● **Problem to work on**: Go through the lines below. Copy those with "xlabel".

++++++

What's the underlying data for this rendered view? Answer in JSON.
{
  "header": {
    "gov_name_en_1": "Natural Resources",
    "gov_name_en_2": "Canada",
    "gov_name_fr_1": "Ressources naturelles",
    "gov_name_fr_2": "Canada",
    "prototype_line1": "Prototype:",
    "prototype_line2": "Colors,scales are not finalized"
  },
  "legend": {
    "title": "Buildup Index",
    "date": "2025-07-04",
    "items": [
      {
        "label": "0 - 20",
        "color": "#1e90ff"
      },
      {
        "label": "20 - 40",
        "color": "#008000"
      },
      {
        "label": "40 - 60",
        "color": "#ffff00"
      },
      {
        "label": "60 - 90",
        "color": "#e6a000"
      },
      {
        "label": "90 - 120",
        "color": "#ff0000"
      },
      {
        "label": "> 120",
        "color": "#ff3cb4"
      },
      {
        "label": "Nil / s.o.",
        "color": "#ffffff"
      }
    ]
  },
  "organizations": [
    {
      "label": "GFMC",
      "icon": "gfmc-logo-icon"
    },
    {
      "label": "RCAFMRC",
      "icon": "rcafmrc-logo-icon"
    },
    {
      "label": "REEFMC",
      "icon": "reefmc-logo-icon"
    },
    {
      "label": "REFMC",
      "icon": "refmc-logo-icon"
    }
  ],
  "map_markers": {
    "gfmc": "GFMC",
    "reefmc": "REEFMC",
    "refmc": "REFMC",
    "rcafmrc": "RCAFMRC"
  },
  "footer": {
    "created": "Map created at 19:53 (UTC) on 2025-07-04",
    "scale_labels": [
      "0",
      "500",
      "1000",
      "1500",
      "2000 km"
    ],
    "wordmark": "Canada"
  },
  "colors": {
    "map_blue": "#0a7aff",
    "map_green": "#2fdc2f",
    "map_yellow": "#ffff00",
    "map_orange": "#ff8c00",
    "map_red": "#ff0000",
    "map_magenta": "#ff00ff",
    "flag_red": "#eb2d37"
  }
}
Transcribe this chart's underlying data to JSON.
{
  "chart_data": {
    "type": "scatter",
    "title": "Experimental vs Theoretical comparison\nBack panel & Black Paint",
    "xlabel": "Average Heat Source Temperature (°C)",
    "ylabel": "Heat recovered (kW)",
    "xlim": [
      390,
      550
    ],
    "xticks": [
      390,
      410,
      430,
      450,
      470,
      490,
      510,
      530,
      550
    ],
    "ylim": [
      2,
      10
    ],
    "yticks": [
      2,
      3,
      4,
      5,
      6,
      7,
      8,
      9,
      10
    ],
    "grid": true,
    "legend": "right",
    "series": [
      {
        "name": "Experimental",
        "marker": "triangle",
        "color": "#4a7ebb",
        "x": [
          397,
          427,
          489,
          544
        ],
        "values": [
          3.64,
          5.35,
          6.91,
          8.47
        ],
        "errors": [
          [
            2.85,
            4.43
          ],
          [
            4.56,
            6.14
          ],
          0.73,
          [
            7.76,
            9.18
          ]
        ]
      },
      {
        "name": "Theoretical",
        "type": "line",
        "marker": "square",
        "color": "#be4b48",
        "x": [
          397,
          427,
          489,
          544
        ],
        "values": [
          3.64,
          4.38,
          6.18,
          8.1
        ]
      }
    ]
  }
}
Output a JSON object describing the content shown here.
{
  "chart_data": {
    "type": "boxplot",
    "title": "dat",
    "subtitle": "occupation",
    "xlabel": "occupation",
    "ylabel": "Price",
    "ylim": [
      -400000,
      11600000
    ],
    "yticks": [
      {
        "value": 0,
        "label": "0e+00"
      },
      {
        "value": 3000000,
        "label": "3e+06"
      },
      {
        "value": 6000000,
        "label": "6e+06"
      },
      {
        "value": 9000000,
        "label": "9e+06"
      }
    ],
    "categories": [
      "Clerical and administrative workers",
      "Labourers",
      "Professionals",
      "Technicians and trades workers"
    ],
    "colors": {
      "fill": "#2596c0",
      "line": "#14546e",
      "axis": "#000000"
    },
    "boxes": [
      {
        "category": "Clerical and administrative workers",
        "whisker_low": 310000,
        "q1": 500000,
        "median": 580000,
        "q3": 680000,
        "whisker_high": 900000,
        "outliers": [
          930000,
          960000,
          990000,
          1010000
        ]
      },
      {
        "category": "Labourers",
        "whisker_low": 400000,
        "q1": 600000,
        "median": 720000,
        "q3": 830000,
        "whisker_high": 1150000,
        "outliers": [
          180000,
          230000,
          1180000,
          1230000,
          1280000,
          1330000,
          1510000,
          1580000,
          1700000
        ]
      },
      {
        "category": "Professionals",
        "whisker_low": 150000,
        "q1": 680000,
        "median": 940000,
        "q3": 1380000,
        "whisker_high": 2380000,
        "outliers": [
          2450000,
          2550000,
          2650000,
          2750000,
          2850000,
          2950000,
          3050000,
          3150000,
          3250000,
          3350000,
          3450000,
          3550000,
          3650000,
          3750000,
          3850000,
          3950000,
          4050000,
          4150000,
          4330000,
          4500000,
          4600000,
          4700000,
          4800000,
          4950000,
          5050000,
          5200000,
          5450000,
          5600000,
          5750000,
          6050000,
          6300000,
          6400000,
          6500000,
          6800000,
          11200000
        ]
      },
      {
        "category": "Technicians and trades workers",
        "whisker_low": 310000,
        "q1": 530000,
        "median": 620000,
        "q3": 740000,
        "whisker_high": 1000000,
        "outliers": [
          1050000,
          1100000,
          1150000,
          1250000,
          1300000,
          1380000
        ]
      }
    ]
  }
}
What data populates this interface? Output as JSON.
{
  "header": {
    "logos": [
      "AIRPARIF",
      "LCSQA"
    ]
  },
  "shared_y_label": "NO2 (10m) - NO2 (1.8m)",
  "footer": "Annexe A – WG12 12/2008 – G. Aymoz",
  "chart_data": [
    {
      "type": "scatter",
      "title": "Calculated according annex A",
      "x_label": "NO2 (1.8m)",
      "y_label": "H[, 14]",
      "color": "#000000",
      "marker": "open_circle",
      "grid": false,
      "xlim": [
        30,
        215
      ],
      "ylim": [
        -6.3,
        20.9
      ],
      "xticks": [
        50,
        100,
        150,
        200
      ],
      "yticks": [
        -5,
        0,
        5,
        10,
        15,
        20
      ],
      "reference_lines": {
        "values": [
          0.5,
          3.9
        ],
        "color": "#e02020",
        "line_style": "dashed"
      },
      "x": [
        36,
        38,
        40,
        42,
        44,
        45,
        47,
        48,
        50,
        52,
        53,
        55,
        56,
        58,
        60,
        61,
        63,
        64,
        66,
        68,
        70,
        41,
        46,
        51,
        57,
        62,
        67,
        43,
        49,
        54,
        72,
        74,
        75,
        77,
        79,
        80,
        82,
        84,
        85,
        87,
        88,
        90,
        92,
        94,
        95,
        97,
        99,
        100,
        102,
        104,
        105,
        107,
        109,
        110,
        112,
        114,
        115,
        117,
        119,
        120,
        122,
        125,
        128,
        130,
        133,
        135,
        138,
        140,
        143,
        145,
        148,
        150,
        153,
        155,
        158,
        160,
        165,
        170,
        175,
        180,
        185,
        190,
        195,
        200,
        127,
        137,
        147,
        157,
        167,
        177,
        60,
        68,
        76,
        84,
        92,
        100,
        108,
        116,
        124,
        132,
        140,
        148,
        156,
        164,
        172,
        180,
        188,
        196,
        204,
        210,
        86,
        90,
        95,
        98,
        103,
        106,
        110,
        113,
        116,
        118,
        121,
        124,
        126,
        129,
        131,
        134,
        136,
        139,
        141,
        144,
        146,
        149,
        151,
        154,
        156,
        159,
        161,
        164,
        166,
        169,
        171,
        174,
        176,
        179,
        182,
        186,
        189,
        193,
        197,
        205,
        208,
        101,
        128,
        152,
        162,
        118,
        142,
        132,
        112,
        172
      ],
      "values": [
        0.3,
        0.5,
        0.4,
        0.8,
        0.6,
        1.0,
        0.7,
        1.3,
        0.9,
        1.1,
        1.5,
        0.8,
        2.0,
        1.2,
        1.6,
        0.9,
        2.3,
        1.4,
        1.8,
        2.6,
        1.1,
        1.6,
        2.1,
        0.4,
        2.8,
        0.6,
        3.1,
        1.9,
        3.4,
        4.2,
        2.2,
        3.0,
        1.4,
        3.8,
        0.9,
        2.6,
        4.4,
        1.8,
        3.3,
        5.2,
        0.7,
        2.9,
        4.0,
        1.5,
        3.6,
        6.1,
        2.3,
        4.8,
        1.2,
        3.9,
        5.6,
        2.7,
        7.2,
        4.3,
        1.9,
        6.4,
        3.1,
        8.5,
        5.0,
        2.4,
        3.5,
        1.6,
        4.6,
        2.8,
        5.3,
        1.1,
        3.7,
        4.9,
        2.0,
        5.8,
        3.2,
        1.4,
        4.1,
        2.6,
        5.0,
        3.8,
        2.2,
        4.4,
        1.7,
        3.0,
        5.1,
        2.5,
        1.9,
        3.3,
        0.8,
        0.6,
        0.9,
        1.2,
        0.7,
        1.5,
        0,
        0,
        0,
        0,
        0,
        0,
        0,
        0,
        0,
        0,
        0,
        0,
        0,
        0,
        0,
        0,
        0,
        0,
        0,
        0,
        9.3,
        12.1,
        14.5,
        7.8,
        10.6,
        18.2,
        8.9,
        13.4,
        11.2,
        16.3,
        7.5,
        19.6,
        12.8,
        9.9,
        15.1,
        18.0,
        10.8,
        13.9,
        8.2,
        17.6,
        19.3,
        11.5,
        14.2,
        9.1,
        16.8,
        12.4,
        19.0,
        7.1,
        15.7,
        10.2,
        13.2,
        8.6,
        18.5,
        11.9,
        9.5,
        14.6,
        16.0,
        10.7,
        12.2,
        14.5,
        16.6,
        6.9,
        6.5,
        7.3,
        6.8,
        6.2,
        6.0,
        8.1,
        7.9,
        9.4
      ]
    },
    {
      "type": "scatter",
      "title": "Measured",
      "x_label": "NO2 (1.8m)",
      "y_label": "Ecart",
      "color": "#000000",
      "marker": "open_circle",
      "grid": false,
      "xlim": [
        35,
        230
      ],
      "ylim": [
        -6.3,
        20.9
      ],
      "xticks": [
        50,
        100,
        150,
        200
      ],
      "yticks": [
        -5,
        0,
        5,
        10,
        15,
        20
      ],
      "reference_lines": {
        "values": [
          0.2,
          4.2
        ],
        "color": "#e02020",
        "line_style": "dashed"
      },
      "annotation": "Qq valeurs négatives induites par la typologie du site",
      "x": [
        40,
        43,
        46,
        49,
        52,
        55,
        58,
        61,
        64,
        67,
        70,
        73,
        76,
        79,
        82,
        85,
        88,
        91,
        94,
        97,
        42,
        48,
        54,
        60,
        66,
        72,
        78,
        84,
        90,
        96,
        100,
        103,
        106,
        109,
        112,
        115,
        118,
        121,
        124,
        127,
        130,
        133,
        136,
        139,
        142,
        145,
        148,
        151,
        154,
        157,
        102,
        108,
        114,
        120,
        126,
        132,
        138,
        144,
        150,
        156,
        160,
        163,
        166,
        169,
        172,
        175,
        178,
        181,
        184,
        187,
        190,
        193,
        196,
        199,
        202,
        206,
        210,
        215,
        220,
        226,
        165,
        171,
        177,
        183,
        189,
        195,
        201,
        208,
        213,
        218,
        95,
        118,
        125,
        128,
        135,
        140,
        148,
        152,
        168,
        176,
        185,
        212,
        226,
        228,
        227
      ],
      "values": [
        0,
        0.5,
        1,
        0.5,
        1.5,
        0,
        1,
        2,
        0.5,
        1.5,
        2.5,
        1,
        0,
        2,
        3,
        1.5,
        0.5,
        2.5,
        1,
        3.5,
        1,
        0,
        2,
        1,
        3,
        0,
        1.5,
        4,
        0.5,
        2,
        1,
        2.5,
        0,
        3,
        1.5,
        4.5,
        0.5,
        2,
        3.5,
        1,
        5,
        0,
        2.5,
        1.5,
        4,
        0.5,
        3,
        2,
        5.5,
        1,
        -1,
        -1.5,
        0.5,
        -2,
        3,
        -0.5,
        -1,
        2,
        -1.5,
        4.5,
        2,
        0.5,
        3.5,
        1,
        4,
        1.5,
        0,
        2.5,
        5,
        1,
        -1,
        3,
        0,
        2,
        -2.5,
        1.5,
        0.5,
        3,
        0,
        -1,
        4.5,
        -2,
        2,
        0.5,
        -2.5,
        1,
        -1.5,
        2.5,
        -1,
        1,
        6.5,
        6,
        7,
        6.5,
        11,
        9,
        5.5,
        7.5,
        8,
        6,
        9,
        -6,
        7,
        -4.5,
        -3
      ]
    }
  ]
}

++++++

● **Final result**:
    "xlabel": "Average Heat Source Temperature (°C)",
    "xlabel": "occupation",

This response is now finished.